● What the exercise asks
Go through the entries below and pick out every line with "icon".

● Provided records
***

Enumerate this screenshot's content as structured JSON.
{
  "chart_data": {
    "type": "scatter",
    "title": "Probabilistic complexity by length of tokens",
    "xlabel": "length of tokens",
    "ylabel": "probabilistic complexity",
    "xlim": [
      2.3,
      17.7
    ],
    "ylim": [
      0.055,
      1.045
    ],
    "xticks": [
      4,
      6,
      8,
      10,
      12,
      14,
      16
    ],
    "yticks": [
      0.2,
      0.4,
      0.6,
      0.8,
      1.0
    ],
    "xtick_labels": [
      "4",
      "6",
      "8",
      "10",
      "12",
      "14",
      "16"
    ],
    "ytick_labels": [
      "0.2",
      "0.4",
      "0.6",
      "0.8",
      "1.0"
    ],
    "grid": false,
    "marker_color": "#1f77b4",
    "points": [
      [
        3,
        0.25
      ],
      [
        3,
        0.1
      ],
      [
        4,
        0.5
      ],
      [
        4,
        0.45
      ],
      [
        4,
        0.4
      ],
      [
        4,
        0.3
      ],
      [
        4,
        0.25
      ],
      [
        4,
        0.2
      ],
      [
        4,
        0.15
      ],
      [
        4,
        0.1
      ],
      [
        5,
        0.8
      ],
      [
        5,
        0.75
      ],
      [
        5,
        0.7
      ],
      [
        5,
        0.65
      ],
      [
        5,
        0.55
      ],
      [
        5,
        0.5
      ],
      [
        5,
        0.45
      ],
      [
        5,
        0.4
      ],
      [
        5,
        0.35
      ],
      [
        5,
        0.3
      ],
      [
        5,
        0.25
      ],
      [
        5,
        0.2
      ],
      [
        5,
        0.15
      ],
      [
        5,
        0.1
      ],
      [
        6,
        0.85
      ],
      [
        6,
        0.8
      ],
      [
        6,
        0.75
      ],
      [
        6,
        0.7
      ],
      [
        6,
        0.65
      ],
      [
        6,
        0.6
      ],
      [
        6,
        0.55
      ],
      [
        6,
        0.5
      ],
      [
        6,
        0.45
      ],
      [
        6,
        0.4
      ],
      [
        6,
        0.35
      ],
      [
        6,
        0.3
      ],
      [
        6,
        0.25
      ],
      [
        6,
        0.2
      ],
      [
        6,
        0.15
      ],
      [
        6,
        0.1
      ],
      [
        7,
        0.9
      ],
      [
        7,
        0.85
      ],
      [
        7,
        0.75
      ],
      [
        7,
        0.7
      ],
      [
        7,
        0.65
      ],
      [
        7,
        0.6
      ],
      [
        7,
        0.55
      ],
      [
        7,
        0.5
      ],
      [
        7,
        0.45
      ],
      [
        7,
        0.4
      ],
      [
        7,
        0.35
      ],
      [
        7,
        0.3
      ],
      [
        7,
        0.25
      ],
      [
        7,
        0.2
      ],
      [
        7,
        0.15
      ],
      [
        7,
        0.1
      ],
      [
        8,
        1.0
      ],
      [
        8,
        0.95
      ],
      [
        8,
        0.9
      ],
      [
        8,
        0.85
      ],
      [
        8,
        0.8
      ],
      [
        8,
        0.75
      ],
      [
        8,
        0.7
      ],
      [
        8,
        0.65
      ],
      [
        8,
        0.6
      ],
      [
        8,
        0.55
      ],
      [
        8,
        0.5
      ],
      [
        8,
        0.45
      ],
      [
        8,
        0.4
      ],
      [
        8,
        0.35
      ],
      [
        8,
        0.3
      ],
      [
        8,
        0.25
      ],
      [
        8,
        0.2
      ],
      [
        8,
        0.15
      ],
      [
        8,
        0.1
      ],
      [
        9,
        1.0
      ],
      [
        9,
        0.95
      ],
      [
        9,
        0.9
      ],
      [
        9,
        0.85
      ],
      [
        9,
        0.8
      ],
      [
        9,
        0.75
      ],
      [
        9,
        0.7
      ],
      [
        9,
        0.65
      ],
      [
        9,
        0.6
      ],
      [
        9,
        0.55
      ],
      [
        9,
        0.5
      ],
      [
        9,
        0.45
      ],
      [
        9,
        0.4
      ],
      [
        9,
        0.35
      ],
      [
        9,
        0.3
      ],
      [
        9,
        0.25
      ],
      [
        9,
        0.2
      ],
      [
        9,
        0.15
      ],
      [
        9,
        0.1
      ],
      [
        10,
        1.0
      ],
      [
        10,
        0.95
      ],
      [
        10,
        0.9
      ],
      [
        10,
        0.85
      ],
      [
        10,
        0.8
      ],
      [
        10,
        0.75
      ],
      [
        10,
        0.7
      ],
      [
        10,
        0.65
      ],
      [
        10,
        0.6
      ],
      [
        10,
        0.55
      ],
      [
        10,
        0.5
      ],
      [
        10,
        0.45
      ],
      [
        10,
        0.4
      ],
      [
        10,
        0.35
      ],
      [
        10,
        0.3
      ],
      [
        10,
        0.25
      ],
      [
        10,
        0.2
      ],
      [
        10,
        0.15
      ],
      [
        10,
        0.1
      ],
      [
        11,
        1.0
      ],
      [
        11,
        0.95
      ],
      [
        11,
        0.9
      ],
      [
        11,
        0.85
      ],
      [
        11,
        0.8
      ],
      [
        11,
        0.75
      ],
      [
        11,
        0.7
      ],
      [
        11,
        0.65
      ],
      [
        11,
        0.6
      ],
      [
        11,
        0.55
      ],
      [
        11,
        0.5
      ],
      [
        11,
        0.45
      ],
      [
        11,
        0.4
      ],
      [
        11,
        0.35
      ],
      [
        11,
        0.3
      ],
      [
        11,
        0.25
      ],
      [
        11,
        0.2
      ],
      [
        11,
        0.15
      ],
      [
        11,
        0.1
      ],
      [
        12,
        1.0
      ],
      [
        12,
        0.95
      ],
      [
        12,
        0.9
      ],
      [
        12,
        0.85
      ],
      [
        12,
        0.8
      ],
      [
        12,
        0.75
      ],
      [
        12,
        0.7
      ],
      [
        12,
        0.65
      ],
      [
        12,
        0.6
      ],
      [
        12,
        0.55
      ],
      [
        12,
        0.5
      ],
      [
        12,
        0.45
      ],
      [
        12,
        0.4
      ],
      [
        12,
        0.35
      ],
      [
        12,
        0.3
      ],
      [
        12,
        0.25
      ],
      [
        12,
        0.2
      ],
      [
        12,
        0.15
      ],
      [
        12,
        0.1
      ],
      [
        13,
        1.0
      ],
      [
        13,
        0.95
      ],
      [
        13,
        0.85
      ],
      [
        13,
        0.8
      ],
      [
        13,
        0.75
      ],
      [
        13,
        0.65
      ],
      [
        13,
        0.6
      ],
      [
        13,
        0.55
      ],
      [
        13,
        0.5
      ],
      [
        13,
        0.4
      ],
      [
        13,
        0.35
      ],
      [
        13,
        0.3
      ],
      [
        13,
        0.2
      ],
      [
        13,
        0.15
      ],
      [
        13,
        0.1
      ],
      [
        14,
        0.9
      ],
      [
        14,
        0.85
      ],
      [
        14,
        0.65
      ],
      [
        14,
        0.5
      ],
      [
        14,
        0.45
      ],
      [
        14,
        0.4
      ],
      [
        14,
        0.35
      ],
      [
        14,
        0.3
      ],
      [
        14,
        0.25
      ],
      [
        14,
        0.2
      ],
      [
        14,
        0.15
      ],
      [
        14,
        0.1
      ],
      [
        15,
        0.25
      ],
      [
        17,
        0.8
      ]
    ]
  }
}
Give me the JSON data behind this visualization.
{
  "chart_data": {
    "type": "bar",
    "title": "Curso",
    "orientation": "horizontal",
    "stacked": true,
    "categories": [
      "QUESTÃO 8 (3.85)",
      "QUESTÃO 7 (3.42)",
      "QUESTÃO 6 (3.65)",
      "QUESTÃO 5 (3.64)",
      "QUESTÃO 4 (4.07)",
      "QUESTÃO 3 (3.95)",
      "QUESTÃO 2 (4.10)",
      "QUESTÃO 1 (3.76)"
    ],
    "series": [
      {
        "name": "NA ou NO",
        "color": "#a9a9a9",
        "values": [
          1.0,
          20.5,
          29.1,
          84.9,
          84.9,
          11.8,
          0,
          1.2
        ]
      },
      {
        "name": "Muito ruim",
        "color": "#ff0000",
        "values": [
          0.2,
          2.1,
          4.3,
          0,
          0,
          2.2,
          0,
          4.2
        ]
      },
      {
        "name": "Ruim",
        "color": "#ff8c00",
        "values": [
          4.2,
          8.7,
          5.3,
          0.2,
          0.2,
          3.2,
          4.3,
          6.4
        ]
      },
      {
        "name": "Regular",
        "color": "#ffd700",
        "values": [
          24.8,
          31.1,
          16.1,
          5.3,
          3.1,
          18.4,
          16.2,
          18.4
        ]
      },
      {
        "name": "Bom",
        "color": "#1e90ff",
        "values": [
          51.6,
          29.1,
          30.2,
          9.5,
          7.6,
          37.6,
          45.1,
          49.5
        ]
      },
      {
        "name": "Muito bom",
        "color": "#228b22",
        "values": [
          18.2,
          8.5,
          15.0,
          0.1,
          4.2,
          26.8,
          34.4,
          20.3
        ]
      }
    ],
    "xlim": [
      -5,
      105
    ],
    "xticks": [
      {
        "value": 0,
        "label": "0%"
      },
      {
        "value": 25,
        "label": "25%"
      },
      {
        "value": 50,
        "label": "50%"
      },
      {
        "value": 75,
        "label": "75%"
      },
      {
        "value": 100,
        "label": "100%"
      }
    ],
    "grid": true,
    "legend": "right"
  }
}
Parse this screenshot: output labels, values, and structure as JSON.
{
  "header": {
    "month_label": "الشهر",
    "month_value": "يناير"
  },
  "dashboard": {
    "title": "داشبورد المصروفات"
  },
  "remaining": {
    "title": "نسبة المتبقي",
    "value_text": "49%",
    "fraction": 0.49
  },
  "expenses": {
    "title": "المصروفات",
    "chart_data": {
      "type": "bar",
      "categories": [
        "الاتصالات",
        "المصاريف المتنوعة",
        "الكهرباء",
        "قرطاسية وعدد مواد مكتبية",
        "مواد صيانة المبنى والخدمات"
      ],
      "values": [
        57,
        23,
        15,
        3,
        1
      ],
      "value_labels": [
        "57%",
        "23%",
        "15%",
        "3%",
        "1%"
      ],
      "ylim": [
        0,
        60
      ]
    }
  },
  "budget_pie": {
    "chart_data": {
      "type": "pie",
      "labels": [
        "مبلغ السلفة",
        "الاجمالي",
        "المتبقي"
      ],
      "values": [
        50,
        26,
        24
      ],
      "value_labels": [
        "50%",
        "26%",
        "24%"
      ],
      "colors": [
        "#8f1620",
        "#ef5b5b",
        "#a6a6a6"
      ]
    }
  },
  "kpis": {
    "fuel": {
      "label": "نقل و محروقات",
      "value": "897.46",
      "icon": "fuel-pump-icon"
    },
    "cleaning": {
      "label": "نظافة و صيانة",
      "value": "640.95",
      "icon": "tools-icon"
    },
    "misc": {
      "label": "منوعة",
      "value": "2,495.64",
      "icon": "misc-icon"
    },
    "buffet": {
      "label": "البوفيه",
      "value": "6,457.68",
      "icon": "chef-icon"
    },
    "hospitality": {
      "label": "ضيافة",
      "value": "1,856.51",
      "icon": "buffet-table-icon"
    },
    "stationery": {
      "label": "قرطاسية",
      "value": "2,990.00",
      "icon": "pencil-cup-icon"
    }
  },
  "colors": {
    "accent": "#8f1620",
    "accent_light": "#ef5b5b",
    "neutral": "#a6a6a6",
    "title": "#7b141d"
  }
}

***

● Task solution
      "icon": "fuel-pump-icon"
      "icon": "tools-icon"
      "icon": "misc-icon"
      "icon": "chef-icon"
      "icon": "buffet-table-icon"
      "icon": "pencil-cup-icon"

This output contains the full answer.